begin Information given
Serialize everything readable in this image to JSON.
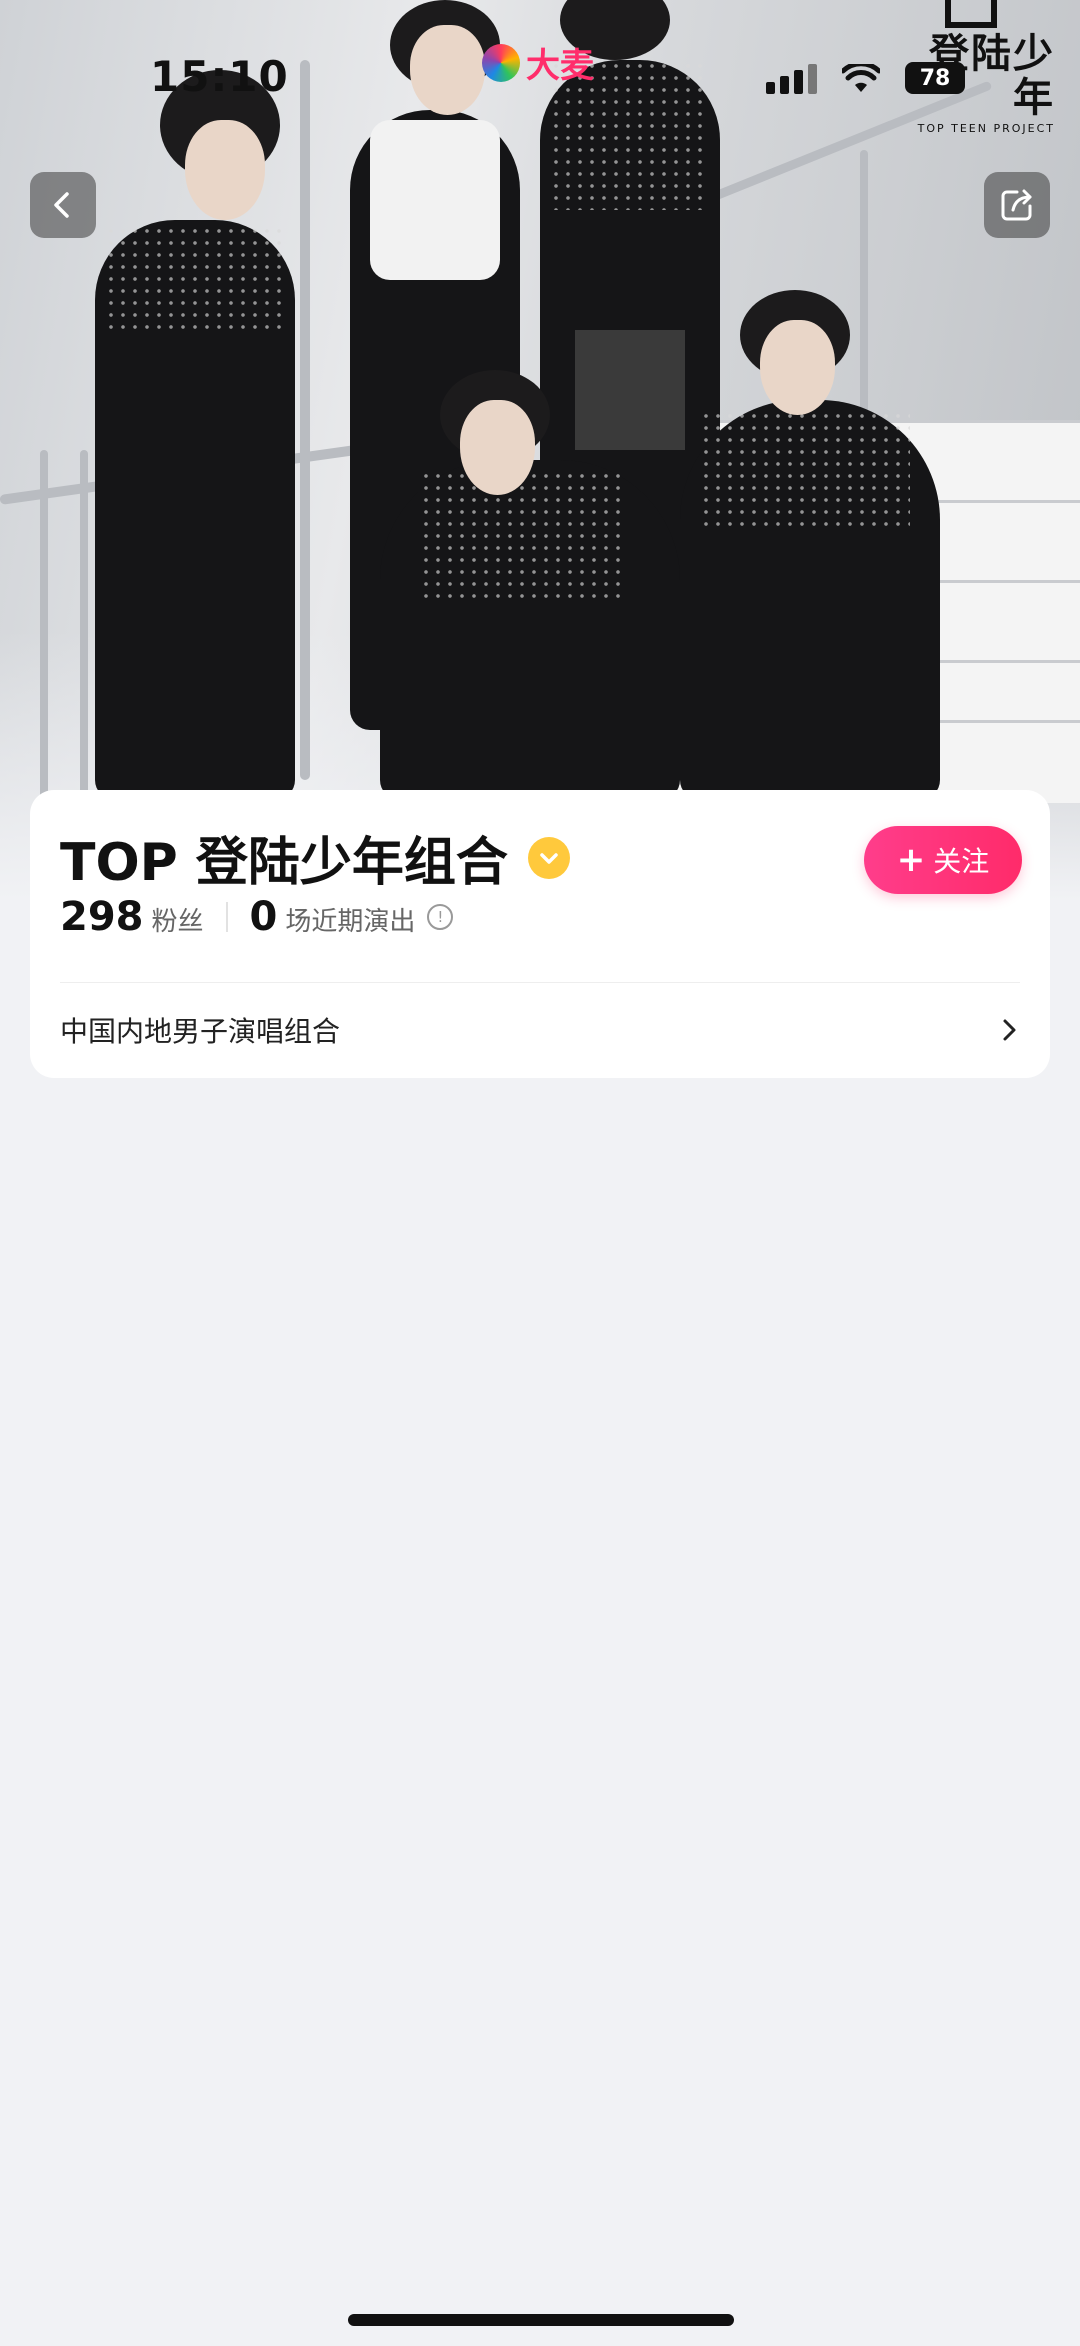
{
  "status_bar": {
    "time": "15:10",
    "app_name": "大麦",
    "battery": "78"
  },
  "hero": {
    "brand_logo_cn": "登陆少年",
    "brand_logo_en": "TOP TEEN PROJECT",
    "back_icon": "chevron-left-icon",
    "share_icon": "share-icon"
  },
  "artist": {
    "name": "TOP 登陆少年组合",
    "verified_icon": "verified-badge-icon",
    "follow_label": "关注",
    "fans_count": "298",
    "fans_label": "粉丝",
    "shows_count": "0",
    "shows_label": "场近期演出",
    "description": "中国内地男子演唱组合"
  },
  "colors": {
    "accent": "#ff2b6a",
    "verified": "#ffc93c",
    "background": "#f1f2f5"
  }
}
end Information given
Instructions for the task: Output the entries above exactly, without their pictures.

Answer:
Serialize everything readable in this image to JSON.
{
  "status_bar": {
    "time": "15:10",
    "app_name": "大麦",
    "battery": "78"
  },
  "hero": {
    "brand_logo_cn": "登陆少年",
    "brand_logo_en": "TOP TEEN PROJECT",
    "back_icon": "chevron-left-icon",
    "share_icon": "share-icon"
  },
  "artist": {
    "name": "TOP 登陆少年组合",
    "verified_icon": "verified-badge-icon",
    "follow_label": "关注",
    "fans_count": "298",
    "fans_label": "粉丝",
    "shows_count": "0",
    "shows_label": "场近期演出",
    "description": "中国内地男子演唱组合"
  },
  "colors": {
    "accent": "#ff2b6a",
    "verified": "#ffc93c",
    "background": "#f1f2f5"
  }
}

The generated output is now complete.